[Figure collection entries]
⁂

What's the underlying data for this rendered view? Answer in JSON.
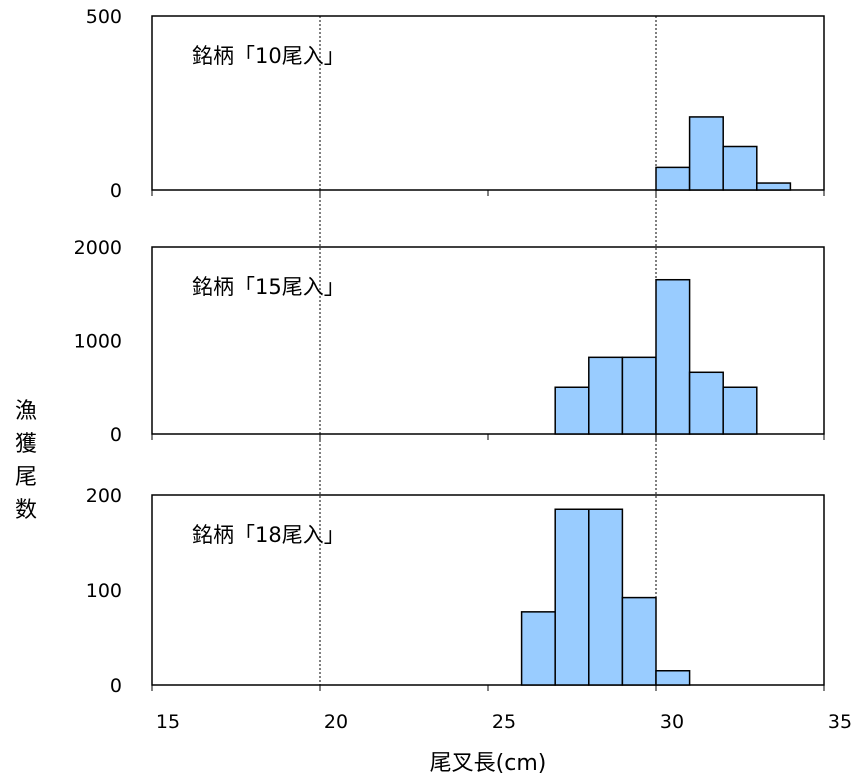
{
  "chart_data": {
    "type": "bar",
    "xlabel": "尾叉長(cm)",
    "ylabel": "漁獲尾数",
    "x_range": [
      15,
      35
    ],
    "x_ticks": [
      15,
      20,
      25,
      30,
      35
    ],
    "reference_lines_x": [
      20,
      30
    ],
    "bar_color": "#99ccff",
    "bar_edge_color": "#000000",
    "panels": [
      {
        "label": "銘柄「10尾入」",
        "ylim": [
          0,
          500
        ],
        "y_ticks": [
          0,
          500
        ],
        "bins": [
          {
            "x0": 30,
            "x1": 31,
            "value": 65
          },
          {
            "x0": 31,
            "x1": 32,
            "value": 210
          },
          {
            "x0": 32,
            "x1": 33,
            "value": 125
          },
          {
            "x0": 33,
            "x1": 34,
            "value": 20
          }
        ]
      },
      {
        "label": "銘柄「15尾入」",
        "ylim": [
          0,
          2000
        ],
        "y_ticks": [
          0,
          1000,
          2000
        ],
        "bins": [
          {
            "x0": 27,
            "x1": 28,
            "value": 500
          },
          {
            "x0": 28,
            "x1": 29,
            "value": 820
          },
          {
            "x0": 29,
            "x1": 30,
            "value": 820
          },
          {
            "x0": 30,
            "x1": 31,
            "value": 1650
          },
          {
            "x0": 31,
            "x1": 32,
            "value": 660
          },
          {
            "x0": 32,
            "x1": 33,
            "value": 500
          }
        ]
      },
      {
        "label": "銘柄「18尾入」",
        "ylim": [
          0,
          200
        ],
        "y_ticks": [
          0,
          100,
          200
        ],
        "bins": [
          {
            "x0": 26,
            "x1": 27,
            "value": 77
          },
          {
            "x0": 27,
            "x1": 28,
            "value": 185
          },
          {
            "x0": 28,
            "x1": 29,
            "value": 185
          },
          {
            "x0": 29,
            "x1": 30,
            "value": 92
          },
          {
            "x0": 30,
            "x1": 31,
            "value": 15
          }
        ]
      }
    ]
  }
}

⁂

Leave out the pictures and repeat everything else in the records exactly.

What's the underlying data for this rendered view? Answer in JSON.
{
  "chart_data": {
    "type": "bar",
    "xlabel": "尾叉長(cm)",
    "ylabel": "漁獲尾数",
    "x_range": [
      15,
      35
    ],
    "x_ticks": [
      15,
      20,
      25,
      30,
      35
    ],
    "reference_lines_x": [
      20,
      30
    ],
    "bar_color": "#99ccff",
    "bar_edge_color": "#000000",
    "panels": [
      {
        "label": "銘柄「10尾入」",
        "ylim": [
          0,
          500
        ],
        "y_ticks": [
          0,
          500
        ],
        "bins": [
          {
            "x0": 30,
            "x1": 31,
            "value": 65
          },
          {
            "x0": 31,
            "x1": 32,
            "value": 210
          },
          {
            "x0": 32,
            "x1": 33,
            "value": 125
          },
          {
            "x0": 33,
            "x1": 34,
            "value": 20
          }
        ]
      },
      {
        "label": "銘柄「15尾入」",
        "ylim": [
          0,
          2000
        ],
        "y_ticks": [
          0,
          1000,
          2000
        ],
        "bins": [
          {
            "x0": 27,
            "x1": 28,
            "value": 500
          },
          {
            "x0": 28,
            "x1": 29,
            "value": 820
          },
          {
            "x0": 29,
            "x1": 30,
            "value": 820
          },
          {
            "x0": 30,
            "x1": 31,
            "value": 1650
          },
          {
            "x0": 31,
            "x1": 32,
            "value": 660
          },
          {
            "x0": 32,
            "x1": 33,
            "value": 500
          }
        ]
      },
      {
        "label": "銘柄「18尾入」",
        "ylim": [
          0,
          200
        ],
        "y_ticks": [
          0,
          100,
          200
        ],
        "bins": [
          {
            "x0": 26,
            "x1": 27,
            "value": 77
          },
          {
            "x0": 27,
            "x1": 28,
            "value": 185
          },
          {
            "x0": 28,
            "x1": 29,
            "value": 185
          },
          {
            "x0": 29,
            "x1": 30,
            "value": 92
          },
          {
            "x0": 30,
            "x1": 31,
            "value": 15
          }
        ]
      }
    ]
  }
}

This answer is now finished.